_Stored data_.
----

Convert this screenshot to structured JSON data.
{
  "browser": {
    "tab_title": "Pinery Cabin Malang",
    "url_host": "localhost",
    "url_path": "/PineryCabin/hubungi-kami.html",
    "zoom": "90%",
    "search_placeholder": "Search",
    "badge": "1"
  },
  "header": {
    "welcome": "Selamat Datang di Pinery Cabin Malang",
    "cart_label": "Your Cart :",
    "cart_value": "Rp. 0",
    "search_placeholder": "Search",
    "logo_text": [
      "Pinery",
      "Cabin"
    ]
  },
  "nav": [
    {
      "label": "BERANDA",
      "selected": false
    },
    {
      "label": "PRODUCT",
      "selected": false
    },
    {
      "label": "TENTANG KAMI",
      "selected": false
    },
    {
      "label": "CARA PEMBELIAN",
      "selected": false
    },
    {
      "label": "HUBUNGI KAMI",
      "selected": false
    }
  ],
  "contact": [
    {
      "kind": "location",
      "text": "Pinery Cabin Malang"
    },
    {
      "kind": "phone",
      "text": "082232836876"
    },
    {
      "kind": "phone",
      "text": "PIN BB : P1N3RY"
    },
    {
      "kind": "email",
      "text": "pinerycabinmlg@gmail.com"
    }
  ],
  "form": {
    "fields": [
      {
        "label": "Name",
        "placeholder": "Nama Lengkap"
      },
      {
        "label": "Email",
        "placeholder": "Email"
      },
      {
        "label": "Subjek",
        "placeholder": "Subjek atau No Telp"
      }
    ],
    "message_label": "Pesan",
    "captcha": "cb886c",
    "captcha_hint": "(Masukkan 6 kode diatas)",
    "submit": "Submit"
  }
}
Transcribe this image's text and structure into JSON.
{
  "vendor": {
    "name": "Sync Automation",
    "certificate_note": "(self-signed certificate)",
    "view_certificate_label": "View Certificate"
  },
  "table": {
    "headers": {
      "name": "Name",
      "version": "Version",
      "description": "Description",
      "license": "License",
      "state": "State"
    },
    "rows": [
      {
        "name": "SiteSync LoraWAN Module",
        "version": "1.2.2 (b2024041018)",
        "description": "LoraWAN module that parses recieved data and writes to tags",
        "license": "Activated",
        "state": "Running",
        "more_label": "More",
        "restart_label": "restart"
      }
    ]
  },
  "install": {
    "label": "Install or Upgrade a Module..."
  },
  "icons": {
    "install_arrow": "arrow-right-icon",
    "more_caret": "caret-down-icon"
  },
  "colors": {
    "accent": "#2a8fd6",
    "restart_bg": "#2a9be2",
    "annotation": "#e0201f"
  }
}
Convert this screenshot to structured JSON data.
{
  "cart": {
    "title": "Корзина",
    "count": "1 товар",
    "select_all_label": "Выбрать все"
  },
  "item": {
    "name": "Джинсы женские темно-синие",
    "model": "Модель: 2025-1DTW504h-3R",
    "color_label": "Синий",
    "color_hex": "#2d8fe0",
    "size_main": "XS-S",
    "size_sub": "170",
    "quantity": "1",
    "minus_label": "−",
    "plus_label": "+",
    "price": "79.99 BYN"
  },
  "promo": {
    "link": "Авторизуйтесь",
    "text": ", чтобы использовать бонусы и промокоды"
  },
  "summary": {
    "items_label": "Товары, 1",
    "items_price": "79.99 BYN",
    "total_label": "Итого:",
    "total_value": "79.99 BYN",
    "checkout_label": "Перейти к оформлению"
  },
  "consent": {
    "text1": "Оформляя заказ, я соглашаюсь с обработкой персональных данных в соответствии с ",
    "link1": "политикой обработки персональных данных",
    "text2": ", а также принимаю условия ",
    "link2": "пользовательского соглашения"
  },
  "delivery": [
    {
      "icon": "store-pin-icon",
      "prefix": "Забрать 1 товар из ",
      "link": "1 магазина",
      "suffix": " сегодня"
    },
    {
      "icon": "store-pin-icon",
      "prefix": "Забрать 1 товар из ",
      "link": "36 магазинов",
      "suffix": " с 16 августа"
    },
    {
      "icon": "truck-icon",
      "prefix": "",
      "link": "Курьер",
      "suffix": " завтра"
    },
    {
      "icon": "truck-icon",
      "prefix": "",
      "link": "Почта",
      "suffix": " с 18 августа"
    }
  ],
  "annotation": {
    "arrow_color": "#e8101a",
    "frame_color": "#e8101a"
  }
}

----

Copy out every line of the listing that includes the string "kind".

      "kind": "location",
      "kind": "phone",
      "kind": "phone",
      "kind": "email",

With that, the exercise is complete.